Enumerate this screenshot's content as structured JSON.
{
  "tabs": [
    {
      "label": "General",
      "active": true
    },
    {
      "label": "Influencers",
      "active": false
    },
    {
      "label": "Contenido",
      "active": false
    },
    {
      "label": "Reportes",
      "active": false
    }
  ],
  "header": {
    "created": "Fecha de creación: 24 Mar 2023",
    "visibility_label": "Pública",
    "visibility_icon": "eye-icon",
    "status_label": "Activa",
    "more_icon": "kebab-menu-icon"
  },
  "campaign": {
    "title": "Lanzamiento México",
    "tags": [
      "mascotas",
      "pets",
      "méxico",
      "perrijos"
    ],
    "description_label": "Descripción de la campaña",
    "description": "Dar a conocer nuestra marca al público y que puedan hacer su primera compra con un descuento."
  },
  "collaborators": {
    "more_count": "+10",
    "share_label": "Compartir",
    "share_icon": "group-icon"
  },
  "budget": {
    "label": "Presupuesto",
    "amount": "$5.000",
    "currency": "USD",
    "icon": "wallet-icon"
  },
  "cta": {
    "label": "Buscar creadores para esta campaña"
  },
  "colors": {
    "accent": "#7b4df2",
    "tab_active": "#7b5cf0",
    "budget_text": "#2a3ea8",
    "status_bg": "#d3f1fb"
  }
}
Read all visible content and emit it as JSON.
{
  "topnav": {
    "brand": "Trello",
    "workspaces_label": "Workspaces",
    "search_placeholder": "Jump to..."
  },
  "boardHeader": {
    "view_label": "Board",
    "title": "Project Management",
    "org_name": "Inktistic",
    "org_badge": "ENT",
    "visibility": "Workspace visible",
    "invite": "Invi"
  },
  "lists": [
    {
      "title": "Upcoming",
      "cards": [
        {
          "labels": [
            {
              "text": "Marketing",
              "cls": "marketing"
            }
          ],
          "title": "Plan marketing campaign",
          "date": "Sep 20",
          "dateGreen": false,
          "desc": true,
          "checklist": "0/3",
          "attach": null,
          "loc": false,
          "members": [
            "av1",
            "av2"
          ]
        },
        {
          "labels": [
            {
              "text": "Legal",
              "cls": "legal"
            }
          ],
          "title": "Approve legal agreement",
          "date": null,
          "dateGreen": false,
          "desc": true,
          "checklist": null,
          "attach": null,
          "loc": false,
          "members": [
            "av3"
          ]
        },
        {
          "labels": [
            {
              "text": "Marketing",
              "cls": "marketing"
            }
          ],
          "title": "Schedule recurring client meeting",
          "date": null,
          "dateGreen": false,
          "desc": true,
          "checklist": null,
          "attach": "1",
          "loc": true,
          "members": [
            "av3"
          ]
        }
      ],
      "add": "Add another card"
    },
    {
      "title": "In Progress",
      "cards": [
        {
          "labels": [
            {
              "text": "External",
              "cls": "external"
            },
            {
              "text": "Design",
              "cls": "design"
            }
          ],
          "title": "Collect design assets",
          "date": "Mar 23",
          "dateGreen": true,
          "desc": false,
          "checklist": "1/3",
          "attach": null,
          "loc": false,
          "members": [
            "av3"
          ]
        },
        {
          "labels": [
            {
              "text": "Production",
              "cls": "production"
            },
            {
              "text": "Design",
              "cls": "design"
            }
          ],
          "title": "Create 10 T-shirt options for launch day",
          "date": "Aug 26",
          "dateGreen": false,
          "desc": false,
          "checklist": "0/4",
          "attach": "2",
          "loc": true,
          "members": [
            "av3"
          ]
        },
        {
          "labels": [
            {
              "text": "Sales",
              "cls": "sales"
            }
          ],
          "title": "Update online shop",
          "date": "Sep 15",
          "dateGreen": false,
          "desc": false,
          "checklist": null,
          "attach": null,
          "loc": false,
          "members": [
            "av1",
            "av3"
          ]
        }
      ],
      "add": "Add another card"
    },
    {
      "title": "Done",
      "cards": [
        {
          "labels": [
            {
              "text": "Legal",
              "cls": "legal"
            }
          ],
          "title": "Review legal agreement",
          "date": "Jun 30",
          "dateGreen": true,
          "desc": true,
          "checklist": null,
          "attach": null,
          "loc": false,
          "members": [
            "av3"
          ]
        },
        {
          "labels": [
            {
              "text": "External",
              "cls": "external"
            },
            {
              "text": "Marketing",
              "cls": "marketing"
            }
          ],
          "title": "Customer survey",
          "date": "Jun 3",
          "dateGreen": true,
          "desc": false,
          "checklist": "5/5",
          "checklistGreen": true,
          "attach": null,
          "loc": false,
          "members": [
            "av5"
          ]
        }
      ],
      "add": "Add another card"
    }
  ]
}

◆ ◆ ◆ ◆ ◆ ◆ ◆

• Required work:
Write out the material from the first line to the last, exactly.

• Response:
Enumerate this screenshot's content as structured JSON.
{
  "tabs": [
    {
      "label": "General",
      "active": true
    },
    {
      "label": "Influencers",
      "active": false
    },
    {
      "label": "Contenido",
      "active": false
    },
    {
      "label": "Reportes",
      "active": false
    }
  ],
  "header": {
    "created": "Fecha de creación: 24 Mar 2023",
    "visibility_label": "Pública",
    "visibility_icon": "eye-icon",
    "status_label": "Activa",
    "more_icon": "kebab-menu-icon"
  },
  "campaign": {
    "title": "Lanzamiento México",
    "tags": [
      "mascotas",
      "pets",
      "méxico",
      "perrijos"
    ],
    "description_label": "Descripción de la campaña",
    "description": "Dar a conocer nuestra marca al público y que puedan hacer su primera compra con un descuento."
  },
  "collaborators": {
    "more_count": "+10",
    "share_label": "Compartir",
    "share_icon": "group-icon"
  },
  "budget": {
    "label": "Presupuesto",
    "amount": "$5.000",
    "currency": "USD",
    "icon": "wallet-icon"
  },
  "cta": {
    "label": "Buscar creadores para esta campaña"
  },
  "colors": {
    "accent": "#7b4df2",
    "tab_active": "#7b5cf0",
    "budget_text": "#2a3ea8",
    "status_bg": "#d3f1fb"
  }
}
Read all visible content and emit it as JSON.
{
  "topnav": {
    "brand": "Trello",
    "workspaces_label": "Workspaces",
    "search_placeholder": "Jump to..."
  },
  "boardHeader": {
    "view_label": "Board",
    "title": "Project Management",
    "org_name": "Inktistic",
    "org_badge": "ENT",
    "visibility": "Workspace visible",
    "invite": "Invi"
  },
  "lists": [
    {
      "title": "Upcoming",
      "cards": [
        {
          "labels": [
            {
              "text": "Marketing",
              "cls": "marketing"
            }
          ],
          "title": "Plan marketing campaign",
          "date": "Sep 20",
          "dateGreen": false,
          "desc": true,
          "checklist": "0/3",
          "attach": null,
          "loc": false,
          "members": [
            "av1",
            "av2"
          ]
        },
        {
          "labels": [
            {
              "text": "Legal",
              "cls": "legal"
            }
          ],
          "title": "Approve legal agreement",
          "date": null,
          "dateGreen": false,
          "desc": true,
          "checklist": null,
          "attach": null,
          "loc": false,
          "members": [
            "av3"
          ]
        },
        {
          "labels": [
            {
              "text": "Marketing",
              "cls": "marketing"
            }
          ],
          "title": "Schedule recurring client meeting",
          "date": null,
          "dateGreen": false,
          "desc": true,
          "checklist": null,
          "attach": "1",
          "loc": true,
          "members": [
            "av3"
          ]
        }
      ],
      "add": "Add another card"
    },
    {
      "title": "In Progress",
      "cards": [
        {
          "labels": [
            {
              "text": "External",
              "cls": "external"
            },
            {
              "text": "Design",
              "cls": "design"
            }
          ],
          "title": "Collect design assets",
          "date": "Mar 23",
          "dateGreen": true,
          "desc": false,
          "checklist": "1/3",
          "attach": null,
          "loc": false,
          "members": [
            "av3"
          ]
        },
        {
          "labels": [
            {
              "text": "Production",
              "cls": "production"
            },
            {
              "text": "Design",
              "cls": "design"
            }
          ],
          "title": "Create 10 T-shirt options for launch day",
          "date": "Aug 26",
          "dateGreen": false,
          "desc": false,
          "checklist": "0/4",
          "attach": "2",
          "loc": true,
          "members": [
            "av3"
          ]
        },
        {
          "labels": [
            {
              "text": "Sales",
              "cls": "sales"
            }
          ],
          "title": "Update online shop",
          "date": "Sep 15",
          "dateGreen": false,
          "desc": false,
          "checklist": null,
          "attach": null,
          "loc": false,
          "members": [
            "av1",
            "av3"
          ]
        }
      ],
      "add": "Add another card"
    },
    {
      "title": "Done",
      "cards": [
        {
          "labels": [
            {
              "text": "Legal",
              "cls": "legal"
            }
          ],
          "title": "Review legal agreement",
          "date": "Jun 30",
          "dateGreen": true,
          "desc": true,
          "checklist": null,
          "attach": null,
          "loc": false,
          "members": [
            "av3"
          ]
        },
        {
          "labels": [
            {
              "text": "External",
              "cls": "external"
            },
            {
              "text": "Marketing",
              "cls": "marketing"
            }
          ],
          "title": "Customer survey",
          "date": "Jun 3",
          "dateGreen": true,
          "desc": false,
          "checklist": "5/5",
          "checklistGreen": true,
          "attach": null,
          "loc": false,
          "members": [
            "av5"
          ]
        }
      ],
      "add": "Add another card"
    }
  ]
}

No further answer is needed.